— REQUIRED TASK —
Transcribe every entry word for word. Skip the pictures.

(Stored data entries)
= = = = = = =
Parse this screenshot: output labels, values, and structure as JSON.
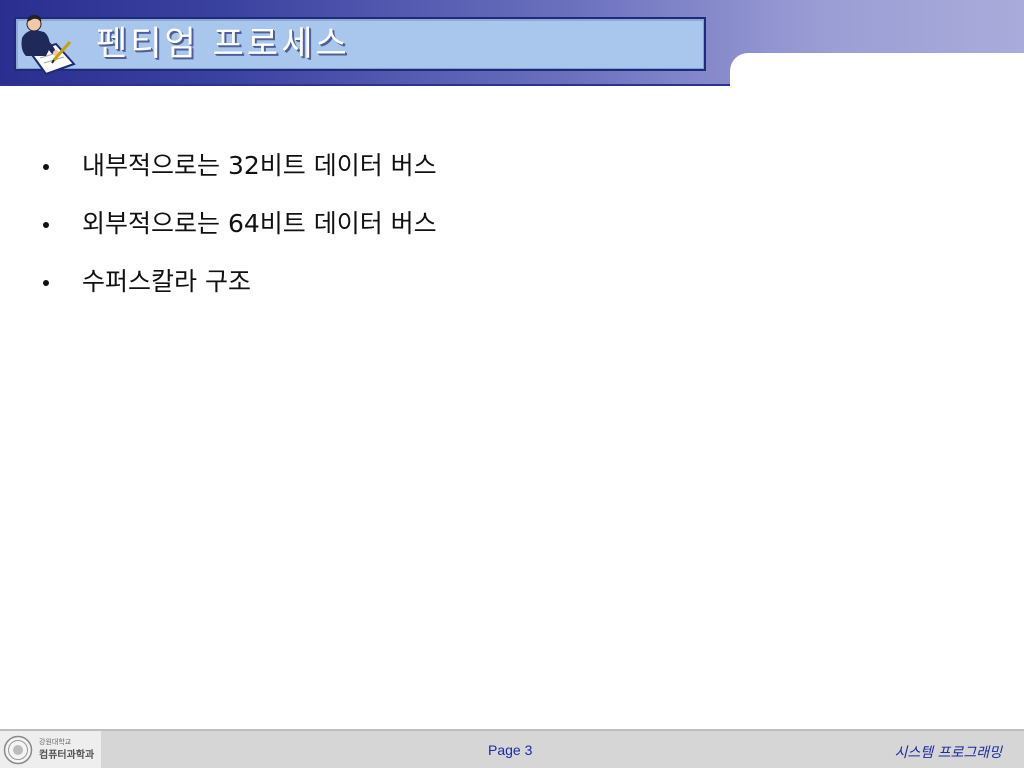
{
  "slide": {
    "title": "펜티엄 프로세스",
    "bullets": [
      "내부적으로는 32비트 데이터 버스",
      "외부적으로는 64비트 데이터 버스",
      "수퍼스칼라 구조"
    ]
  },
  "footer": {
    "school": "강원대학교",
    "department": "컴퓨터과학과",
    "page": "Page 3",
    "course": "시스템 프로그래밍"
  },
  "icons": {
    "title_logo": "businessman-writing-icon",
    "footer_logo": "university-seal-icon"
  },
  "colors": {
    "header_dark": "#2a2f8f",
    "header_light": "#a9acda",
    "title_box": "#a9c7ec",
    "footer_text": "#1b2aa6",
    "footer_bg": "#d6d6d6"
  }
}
= = = = = = =
— THE OUTPUT —
Parse this screenshot: output labels, values, and structure as JSON.
{
  "slide": {
    "title": "펜티엄 프로세스",
    "bullets": [
      "내부적으로는 32비트 데이터 버스",
      "외부적으로는 64비트 데이터 버스",
      "수퍼스칼라 구조"
    ]
  },
  "footer": {
    "school": "강원대학교",
    "department": "컴퓨터과학과",
    "page": "Page 3",
    "course": "시스템 프로그래밍"
  },
  "icons": {
    "title_logo": "businessman-writing-icon",
    "footer_logo": "university-seal-icon"
  },
  "colors": {
    "header_dark": "#2a2f8f",
    "header_light": "#a9acda",
    "title_box": "#a9c7ec",
    "footer_text": "#1b2aa6",
    "footer_bg": "#d6d6d6"
  }
}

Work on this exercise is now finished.